▸ **AIM OF THE TASK**:
Work out how many lines of the listing hold "asignaturas", then state only that count.

▸ **GIVEN DATA**:
────────────────────

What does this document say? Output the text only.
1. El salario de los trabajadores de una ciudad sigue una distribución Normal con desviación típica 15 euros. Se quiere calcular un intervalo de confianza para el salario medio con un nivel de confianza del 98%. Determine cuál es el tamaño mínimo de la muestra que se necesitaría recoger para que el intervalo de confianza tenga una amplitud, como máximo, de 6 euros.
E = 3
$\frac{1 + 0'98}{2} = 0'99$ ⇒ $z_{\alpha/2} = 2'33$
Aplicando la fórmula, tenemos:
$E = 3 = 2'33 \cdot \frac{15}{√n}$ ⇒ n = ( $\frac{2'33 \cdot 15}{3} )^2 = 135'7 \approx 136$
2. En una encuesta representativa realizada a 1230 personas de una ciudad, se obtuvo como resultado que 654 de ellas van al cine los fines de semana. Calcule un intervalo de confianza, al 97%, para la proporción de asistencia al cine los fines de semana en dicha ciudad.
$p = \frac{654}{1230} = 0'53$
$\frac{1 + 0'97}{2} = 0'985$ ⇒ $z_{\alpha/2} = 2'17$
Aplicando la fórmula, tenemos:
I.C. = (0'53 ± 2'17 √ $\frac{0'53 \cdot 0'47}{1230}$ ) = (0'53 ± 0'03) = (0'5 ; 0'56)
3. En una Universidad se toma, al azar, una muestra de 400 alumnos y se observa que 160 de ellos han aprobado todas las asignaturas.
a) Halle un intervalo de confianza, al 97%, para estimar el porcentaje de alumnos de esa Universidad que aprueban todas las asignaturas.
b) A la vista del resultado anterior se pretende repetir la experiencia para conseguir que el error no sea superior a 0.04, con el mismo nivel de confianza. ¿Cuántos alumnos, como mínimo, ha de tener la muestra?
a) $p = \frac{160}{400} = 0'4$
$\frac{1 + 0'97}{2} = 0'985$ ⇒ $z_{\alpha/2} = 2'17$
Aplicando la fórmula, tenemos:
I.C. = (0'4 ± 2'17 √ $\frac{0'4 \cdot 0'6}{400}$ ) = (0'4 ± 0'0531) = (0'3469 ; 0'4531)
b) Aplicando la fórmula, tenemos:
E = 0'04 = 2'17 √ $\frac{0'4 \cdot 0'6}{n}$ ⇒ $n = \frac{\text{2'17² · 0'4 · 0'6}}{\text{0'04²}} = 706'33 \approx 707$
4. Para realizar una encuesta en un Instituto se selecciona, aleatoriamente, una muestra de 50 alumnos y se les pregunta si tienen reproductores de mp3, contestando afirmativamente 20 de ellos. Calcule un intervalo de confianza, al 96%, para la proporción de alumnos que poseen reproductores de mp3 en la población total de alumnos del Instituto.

────────────────────

▸ **WRITTEN ANSWER**:
2